Sconfitto dall'Arsenal per 3-2. L'Everton non ha saputo gestire la partita facendosi raggiungere e superare dai padroni di casa. L'aggravante, per il tecnico italiano, è la recidività.

Redazione Il Posticipo

Ancelotti si arrabbia. Al tecnico italiano non è andata giù la sconfitta maturata in casa dell'Arsenal. L'Everton non ha saputo gestire la partita facendosi raggiungere e superare dai padroni di casa. L'aggravante è la recidività. La squadra aveva segnato l'1-0. Ed è riuscita comunque a perdere la partita dopo aver sprecato diverse occasioni.

EQUILIBRIO  - Quanto basta per far irritare Ancelotti, che ha sempre predicato equilibrio. Le sue parole in conferenza stampa sono riportate dal Liverpool Echo: “Abbiamo iniziato bene, siamo stati fortunati a segnare un gol all'inizio. La squadra ha avuto un buon controllo della partita e diverse opportunità in contropiede. Per dire di essere bravi, però, si deve attaccare bene, cosa che abbiamo fatto, e difendere bene, cosa che non abbiamo fatto. Quindi non posso essere soddisfatto. Se vuoi vincere contro una squadra forte devi difenderti bene e devi attaccare bene. Questo è l'obiettivo che dobbiamo inseguire sin dalla prossima settimana. Dobbiamo difendere meglio". Ribadito più volte, per non generare equivoci.

# Prova tu
Copia dal brano sulla sconfitta dell'Everton il passo da "Ancelotti si arrabbia." a "sprecato diverse occasioni.". Le voci raccolte più avanti sono materiale a sé, distinto dal brano.

[Dati raccolti]
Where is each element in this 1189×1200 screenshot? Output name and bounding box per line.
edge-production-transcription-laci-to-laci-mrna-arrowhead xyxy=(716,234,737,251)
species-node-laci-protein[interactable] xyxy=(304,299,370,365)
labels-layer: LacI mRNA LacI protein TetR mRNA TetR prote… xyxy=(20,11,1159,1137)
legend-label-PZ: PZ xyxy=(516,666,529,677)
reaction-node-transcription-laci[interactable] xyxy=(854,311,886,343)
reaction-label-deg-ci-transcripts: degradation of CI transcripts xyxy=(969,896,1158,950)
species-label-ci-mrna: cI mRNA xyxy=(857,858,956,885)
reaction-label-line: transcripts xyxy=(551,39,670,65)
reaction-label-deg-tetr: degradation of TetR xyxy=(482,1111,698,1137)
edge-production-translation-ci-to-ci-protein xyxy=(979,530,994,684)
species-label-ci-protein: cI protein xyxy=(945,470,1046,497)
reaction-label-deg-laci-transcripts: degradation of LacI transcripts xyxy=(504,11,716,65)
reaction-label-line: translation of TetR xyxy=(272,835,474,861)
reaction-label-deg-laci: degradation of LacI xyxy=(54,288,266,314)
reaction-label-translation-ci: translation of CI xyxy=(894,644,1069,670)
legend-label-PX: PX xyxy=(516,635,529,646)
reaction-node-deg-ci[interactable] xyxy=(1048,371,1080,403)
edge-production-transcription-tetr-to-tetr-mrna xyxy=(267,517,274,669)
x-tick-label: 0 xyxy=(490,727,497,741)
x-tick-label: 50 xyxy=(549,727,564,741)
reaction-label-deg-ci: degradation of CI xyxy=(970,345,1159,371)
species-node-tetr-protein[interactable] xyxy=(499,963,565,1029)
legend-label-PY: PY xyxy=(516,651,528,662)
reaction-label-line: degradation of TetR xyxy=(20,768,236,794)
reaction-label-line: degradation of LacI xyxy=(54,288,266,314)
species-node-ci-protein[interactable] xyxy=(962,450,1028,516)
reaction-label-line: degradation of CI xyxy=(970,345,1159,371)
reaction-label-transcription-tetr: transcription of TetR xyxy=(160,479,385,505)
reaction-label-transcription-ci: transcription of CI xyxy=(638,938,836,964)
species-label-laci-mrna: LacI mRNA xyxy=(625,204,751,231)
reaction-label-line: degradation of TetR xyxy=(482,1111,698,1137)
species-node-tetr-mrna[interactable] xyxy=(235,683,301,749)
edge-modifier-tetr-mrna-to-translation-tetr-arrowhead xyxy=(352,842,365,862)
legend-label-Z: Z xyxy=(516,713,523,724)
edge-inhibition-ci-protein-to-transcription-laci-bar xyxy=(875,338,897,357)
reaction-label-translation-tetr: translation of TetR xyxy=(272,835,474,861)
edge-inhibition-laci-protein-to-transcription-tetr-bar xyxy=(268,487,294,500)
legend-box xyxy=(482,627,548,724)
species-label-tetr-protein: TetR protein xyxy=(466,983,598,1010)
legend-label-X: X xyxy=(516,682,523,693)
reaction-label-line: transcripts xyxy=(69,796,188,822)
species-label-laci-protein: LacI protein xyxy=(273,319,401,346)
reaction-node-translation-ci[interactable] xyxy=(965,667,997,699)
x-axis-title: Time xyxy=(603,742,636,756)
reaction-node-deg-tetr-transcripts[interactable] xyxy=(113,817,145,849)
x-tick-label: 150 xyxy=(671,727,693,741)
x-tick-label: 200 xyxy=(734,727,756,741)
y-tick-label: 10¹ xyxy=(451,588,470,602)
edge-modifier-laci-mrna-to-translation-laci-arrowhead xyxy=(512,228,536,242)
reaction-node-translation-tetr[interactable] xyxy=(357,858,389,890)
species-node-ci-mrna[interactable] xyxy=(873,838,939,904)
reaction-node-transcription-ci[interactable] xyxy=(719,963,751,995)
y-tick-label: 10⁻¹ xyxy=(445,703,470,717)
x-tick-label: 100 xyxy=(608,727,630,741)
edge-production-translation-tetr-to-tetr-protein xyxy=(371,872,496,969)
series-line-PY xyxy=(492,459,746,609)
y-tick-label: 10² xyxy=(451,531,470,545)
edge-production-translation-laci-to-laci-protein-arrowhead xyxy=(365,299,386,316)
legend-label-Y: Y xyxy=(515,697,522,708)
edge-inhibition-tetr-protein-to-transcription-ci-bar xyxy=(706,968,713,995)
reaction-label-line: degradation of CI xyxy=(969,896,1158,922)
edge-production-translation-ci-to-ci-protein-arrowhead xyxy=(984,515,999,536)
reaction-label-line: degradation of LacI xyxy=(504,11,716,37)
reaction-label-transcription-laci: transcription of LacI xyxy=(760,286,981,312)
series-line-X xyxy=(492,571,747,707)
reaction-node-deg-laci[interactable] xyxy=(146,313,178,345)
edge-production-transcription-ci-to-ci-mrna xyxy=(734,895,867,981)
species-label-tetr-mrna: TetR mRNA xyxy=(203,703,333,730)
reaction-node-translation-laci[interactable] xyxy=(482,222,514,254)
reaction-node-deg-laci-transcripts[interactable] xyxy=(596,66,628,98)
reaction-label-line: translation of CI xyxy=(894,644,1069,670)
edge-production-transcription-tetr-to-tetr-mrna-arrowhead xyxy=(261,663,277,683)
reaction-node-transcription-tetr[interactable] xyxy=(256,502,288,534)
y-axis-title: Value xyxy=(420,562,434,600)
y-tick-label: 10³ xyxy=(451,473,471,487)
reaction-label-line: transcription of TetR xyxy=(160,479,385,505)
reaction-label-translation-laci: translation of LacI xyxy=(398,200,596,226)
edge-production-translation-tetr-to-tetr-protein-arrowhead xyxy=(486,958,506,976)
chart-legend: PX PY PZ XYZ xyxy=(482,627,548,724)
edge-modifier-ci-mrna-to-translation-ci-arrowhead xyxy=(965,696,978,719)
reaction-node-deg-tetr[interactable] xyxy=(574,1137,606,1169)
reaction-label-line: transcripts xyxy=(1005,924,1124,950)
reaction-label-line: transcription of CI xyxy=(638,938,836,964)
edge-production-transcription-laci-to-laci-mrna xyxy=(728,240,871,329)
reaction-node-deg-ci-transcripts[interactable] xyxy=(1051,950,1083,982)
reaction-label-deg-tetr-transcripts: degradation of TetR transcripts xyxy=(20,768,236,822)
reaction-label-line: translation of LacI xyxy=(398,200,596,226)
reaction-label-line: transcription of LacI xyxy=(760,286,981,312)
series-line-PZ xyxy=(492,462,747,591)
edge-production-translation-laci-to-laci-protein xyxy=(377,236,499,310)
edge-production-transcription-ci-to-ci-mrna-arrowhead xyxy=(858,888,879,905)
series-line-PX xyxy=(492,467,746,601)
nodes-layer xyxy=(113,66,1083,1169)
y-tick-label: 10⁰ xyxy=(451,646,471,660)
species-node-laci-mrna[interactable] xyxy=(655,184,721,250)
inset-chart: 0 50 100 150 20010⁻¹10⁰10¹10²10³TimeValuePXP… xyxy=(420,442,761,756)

# Compito svolto
Ancelotti si arrabbia. Al tecnico italiano non è andata giù la sconfitta maturata in casa dell'Arsenal. L'Everton non ha saputo gestire la partita facendosi raggiungere e superare dai padroni di casa. L'aggravante è la recidività. La squadra aveva segnato l'1-0. Ed è riuscita comunque a perdere la partita dopo aver sprecato diverse occasioni.